What the exercise asks: Write the material out again exactly as it stands.

The input:
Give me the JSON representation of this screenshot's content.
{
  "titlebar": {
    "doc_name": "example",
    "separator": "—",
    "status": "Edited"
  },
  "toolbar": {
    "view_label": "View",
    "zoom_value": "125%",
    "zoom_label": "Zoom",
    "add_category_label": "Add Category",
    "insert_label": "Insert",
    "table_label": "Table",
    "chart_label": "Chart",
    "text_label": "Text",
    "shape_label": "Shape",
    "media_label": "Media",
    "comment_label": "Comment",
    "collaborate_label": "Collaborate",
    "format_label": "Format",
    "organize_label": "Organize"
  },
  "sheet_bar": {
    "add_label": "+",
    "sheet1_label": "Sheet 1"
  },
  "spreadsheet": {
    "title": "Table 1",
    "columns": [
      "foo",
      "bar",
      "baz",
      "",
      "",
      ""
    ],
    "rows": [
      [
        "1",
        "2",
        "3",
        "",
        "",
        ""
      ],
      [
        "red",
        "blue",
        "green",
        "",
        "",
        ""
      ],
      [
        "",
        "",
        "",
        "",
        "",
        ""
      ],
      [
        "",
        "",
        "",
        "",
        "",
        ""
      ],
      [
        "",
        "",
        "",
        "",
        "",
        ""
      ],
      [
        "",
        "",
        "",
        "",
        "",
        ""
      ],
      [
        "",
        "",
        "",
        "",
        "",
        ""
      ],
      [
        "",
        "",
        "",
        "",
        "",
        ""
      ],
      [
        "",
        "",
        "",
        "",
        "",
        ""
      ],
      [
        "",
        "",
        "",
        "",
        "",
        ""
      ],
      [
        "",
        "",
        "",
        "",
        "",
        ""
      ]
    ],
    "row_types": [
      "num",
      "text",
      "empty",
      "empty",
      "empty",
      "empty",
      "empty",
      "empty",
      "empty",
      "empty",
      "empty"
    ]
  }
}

Answer:
Give me the JSON representation of this screenshot's content.
{
  "titlebar": {
    "doc_name": "example",
    "separator": "—",
    "status": "Edited"
  },
  "toolbar": {
    "view_label": "View",
    "zoom_value": "125%",
    "zoom_label": "Zoom",
    "add_category_label": "Add Category",
    "insert_label": "Insert",
    "table_label": "Table",
    "chart_label": "Chart",
    "text_label": "Text",
    "shape_label": "Shape",
    "media_label": "Media",
    "comment_label": "Comment",
    "collaborate_label": "Collaborate",
    "format_label": "Format",
    "organize_label": "Organize"
  },
  "sheet_bar": {
    "add_label": "+",
    "sheet1_label": "Sheet 1"
  },
  "spreadsheet": {
    "title": "Table 1",
    "columns": [
      "foo",
      "bar",
      "baz",
      "",
      "",
      ""
    ],
    "rows": [
      [
        "1",
        "2",
        "3",
        "",
        "",
        ""
      ],
      [
        "red",
        "blue",
        "green",
        "",
        "",
        ""
      ],
      [
        "",
        "",
        "",
        "",
        "",
        ""
      ],
      [
        "",
        "",
        "",
        "",
        "",
        ""
      ],
      [
        "",
        "",
        "",
        "",
        "",
        ""
      ],
      [
        "",
        "",
        "",
        "",
        "",
        ""
      ],
      [
        "",
        "",
        "",
        "",
        "",
        ""
      ],
      [
        "",
        "",
        "",
        "",
        "",
        ""
      ],
      [
        "",
        "",
        "",
        "",
        "",
        ""
      ],
      [
        "",
        "",
        "",
        "",
        "",
        ""
      ],
      [
        "",
        "",
        "",
        "",
        "",
        ""
      ]
    ],
    "row_types": [
      "num",
      "text",
      "empty",
      "empty",
      "empty",
      "empty",
      "empty",
      "empty",
      "empty",
      "empty",
      "empty"
    ]
  }
}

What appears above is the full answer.